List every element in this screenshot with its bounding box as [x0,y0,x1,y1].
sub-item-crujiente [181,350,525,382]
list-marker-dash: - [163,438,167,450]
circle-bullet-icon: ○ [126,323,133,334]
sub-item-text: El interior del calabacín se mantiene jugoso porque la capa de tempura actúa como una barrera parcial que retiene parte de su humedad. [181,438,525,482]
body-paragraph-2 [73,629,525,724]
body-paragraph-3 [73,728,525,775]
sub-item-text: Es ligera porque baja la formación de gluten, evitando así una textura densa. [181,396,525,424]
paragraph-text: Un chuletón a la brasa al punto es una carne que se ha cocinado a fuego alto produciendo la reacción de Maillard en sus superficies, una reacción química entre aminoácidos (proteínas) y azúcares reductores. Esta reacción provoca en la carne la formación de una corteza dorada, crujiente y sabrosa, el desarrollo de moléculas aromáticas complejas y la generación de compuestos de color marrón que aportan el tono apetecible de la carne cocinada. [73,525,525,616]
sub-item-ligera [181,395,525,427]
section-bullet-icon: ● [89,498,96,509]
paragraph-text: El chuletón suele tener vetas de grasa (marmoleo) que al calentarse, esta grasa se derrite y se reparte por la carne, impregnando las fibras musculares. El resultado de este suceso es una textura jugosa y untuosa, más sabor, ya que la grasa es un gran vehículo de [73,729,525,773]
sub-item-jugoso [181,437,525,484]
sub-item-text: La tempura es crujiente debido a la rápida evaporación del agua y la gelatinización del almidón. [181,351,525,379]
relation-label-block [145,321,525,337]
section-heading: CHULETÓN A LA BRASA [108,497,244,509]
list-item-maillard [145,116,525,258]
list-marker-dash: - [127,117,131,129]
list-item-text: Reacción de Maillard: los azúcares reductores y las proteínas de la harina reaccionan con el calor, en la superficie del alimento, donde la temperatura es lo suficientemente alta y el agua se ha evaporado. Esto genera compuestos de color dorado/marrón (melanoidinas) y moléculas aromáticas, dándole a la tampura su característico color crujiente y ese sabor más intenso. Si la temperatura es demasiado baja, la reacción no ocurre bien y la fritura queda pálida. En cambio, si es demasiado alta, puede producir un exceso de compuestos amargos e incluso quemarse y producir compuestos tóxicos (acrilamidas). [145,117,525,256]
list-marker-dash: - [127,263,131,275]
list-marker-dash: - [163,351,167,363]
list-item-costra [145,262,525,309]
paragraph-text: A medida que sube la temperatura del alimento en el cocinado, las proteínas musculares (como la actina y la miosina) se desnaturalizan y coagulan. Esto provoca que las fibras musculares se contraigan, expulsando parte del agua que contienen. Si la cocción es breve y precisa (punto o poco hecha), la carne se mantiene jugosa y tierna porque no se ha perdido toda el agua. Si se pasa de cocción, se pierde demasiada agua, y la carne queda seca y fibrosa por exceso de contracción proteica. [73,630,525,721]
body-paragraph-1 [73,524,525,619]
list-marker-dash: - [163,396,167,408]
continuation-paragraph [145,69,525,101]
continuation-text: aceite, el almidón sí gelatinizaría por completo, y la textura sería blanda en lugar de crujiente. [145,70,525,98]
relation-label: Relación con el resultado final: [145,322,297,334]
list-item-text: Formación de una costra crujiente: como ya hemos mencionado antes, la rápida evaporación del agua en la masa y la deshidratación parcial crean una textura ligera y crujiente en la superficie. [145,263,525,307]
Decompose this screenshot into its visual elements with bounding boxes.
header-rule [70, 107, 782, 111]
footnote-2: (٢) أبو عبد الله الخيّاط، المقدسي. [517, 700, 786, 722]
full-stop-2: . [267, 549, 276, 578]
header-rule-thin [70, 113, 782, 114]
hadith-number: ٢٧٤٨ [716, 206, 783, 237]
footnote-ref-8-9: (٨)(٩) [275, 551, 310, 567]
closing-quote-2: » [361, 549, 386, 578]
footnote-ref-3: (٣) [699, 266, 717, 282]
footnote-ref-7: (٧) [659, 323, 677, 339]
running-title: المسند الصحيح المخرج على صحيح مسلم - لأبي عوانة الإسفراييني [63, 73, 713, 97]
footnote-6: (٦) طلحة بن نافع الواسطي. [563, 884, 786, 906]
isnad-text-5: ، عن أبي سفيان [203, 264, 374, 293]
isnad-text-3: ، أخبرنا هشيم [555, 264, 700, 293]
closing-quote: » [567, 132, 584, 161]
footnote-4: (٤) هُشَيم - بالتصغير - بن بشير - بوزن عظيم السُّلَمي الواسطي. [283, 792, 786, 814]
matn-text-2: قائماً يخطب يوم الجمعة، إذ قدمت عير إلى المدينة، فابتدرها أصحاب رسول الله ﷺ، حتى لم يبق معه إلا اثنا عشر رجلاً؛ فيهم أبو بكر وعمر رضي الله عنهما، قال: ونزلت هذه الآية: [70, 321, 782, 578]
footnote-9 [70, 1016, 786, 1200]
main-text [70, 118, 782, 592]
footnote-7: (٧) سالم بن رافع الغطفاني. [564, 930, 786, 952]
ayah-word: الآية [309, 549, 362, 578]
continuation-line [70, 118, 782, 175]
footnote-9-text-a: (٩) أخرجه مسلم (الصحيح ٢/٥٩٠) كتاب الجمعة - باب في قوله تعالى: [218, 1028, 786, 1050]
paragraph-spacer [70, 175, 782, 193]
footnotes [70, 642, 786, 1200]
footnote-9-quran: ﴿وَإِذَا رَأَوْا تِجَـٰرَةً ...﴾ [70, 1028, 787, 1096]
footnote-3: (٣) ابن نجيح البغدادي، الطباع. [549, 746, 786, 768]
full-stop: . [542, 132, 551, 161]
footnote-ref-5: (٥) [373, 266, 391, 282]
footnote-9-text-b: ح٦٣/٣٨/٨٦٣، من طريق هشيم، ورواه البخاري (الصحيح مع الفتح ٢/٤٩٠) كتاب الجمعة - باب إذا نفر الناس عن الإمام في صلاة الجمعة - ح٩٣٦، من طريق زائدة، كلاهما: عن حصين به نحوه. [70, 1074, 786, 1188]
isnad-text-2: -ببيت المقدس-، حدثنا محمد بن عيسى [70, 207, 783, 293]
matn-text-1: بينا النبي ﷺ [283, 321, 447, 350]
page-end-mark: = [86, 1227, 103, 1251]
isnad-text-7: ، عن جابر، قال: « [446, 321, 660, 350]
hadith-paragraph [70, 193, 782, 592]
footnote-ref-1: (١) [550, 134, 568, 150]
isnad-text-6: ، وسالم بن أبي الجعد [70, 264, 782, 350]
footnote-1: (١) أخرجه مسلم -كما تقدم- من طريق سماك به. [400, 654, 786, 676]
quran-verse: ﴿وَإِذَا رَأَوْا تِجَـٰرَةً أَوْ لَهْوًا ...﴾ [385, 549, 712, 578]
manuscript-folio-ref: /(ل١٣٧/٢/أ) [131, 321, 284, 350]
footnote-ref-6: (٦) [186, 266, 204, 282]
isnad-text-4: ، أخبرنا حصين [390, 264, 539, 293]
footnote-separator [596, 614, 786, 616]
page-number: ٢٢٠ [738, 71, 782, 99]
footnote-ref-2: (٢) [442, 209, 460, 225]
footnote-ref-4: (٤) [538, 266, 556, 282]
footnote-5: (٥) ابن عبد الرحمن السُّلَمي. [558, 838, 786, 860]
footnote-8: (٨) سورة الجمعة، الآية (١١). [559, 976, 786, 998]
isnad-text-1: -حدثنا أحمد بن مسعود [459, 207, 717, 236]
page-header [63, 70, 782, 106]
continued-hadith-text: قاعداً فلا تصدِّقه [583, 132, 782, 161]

> **Your objective**: Quote the records verbatim from their first line through the line containing "body-paragraph-3 [73,728,525,775]", including both of those lines.

> **Answer**:
List every element in this screenshot with its bounding box as [x0,y0,x1,y1].
sub-item-crujiente [181,350,525,382]
list-marker-dash: - [163,438,167,450]
circle-bullet-icon: ○ [126,323,133,334]
sub-item-text: El interior del calabacín se mantiene jugoso porque la capa de tempura actúa como una barrera parcial que retiene parte de su humedad. [181,438,525,482]
body-paragraph-2 [73,629,525,724]
body-paragraph-3 [73,728,525,775]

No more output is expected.